= JOB =
A single number is the answer here: how many lines of the entries contain "Kingdon"?

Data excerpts
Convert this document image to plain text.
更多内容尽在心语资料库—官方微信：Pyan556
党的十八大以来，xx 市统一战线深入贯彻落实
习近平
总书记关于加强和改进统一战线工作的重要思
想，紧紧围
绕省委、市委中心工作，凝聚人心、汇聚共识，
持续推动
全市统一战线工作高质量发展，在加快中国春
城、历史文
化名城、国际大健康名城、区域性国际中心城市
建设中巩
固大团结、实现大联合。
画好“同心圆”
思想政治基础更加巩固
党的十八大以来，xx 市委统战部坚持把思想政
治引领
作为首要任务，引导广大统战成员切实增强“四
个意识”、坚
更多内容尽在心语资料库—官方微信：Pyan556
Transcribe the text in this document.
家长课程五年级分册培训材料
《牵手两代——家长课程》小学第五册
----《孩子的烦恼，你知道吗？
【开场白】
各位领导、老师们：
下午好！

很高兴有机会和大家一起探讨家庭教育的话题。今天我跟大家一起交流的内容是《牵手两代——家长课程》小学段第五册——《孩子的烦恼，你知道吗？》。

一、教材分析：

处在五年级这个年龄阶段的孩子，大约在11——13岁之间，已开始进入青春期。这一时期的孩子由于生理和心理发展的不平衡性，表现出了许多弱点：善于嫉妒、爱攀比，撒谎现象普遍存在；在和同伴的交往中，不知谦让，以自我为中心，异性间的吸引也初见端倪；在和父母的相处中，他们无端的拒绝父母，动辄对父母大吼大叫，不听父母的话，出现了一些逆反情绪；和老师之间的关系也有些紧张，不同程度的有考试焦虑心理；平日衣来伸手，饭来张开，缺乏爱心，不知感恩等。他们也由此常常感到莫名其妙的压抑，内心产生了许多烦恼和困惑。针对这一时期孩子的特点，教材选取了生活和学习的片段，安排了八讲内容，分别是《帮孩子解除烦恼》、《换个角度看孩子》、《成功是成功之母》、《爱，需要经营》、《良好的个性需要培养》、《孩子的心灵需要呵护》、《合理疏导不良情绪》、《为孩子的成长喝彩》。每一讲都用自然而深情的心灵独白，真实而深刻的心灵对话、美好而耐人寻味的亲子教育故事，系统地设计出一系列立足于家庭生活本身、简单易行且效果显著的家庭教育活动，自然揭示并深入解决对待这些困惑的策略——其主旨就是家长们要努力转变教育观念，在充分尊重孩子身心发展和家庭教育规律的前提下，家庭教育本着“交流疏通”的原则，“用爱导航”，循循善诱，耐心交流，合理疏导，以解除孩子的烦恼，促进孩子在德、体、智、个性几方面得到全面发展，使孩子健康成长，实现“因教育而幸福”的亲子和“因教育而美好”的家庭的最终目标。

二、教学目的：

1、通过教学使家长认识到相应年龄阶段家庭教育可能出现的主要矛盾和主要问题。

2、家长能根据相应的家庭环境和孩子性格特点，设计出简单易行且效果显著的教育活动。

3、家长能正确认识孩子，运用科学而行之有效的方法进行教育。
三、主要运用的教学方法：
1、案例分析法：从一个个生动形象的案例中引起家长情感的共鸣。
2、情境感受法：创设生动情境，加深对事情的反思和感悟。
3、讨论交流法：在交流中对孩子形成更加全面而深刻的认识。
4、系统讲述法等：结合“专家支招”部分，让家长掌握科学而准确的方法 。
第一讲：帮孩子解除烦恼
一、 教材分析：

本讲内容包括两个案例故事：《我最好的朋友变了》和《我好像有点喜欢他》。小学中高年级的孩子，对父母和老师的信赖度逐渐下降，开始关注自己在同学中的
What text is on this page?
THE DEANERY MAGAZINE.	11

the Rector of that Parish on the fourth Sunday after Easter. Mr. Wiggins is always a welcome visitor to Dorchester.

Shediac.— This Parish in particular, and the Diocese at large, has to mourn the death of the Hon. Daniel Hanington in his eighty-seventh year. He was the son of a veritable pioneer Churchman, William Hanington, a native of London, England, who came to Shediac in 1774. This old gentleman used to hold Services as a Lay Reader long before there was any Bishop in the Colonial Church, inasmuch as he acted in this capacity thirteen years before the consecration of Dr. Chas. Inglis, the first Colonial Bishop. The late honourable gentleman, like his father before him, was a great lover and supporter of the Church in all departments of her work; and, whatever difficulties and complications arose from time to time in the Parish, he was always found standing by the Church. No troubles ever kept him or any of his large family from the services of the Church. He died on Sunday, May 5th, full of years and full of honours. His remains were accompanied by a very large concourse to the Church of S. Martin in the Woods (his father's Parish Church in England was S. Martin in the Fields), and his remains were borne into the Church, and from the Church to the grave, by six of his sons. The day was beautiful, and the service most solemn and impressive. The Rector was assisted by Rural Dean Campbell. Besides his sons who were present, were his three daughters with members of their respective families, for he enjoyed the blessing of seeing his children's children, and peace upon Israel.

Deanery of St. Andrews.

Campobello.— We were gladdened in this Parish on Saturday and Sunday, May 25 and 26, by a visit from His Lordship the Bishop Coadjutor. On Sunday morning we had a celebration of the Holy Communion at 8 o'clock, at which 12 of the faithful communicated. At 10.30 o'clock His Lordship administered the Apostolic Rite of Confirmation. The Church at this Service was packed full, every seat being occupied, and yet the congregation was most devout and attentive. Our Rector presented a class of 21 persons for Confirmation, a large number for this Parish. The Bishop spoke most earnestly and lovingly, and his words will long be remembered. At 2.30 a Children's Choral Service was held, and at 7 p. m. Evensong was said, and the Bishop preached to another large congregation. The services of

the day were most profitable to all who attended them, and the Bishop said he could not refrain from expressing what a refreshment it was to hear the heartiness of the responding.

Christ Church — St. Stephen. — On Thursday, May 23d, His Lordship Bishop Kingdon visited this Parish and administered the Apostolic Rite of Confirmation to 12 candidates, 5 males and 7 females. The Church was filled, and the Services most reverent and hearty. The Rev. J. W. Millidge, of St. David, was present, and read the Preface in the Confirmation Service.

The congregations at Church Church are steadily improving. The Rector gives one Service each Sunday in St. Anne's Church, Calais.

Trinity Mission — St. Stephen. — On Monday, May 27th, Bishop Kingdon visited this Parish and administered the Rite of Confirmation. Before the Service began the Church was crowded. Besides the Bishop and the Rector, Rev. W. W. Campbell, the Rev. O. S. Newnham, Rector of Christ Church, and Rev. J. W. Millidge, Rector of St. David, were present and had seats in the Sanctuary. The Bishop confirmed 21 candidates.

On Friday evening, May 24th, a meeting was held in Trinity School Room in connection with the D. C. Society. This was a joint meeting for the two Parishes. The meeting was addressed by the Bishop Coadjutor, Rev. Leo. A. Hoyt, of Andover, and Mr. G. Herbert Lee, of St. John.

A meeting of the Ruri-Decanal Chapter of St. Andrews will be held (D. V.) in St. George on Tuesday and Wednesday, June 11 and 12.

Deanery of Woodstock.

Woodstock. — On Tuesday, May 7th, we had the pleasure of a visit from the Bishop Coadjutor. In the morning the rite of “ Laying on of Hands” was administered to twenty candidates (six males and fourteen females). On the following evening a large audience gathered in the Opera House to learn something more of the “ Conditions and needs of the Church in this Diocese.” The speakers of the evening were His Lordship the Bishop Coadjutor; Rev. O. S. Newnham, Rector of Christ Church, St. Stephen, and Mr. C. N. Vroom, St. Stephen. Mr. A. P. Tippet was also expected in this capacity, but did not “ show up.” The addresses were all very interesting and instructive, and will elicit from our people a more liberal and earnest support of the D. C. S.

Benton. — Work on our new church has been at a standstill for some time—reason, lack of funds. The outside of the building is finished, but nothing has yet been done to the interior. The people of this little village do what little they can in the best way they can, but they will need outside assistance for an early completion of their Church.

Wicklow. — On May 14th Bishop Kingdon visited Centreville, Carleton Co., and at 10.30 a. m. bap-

= COMPLETE ANSWER =
3